▶ [Task description]:
Exact reproduction of the data is required, with images excluded.

[Recorded data]
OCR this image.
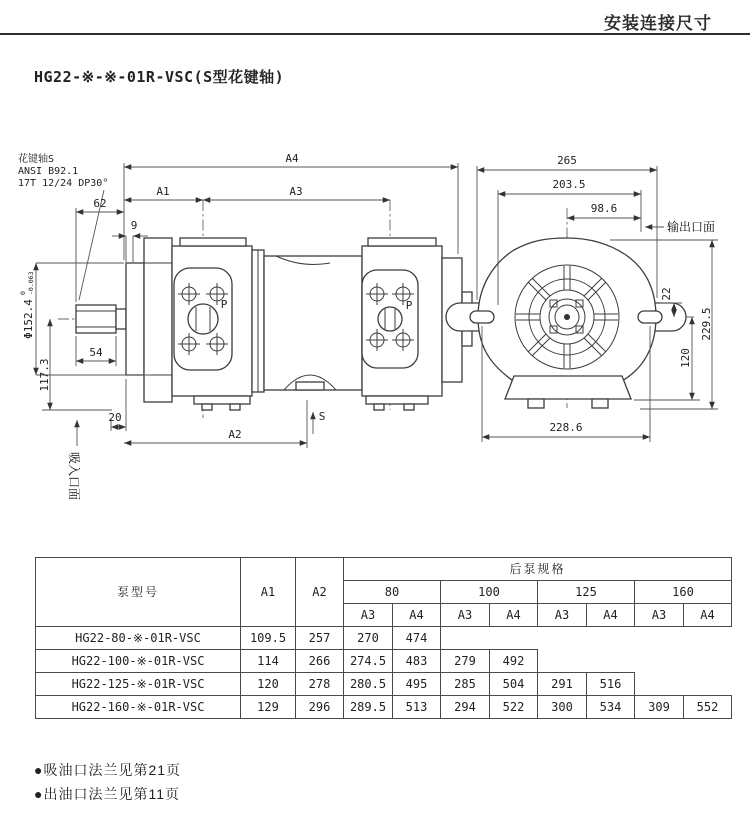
安装连接尺寸
HG22-※-※-01R-VSC(S型花键轴)
P	P
花键轴S
ANSI B92.1
17T 12/24 DP30°
A4
A1	A3
62
9
Φ152.4
0 -0.063
54
117.3
20
A2
S
吸入口面
265
203.5
98.6
输出口面
22
120
229.5
228.6
泵型号	A1	A2	后泵规格							
			80		100		125		160	
			A3	A4	A3	A4	A3	A4	A3	A4
HG22-80-※-01R-VSC	109.5	257	270	474						
HG22-100-※-01R-VSC	114	266	274.5	483	279	492				
HG22-125-※-01R-VSC	120	278	280.5	495	285	504	291	516		
HG22-160-※-01R-VSC	129	296	289.5	513	294	522	300	534	309	552
●吸油口法兰见第21页
●出油口法兰见第11页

▶ [Output for this task]:
OCR this image.
安装连接尺寸
HG22-※-※-01R-VSC(S型花键轴)
P	P
花键轴S
ANSI B92.1
17T 12/24 DP30°
A4
A1	A3
62
9
Φ152.4
0 -0.063
54
117.3
20
A2
S
吸入口面
265
203.5
98.6
输出口面
22
120
229.5
228.6
泵型号	A1	A2	后泵规格							
			80		100		125		160	
			A3	A4	A3	A4	A3	A4	A3	A4
HG22-80-※-01R-VSC	109.5	257	270	474						
HG22-100-※-01R-VSC	114	266	274.5	483	279	492				
HG22-125-※-01R-VSC	120	278	280.5	495	285	504	291	516		
HG22-160-※-01R-VSC	129	296	289.5	513	294	522	300	534	309	552
●吸油口法兰见第21页
●出油口法兰见第11页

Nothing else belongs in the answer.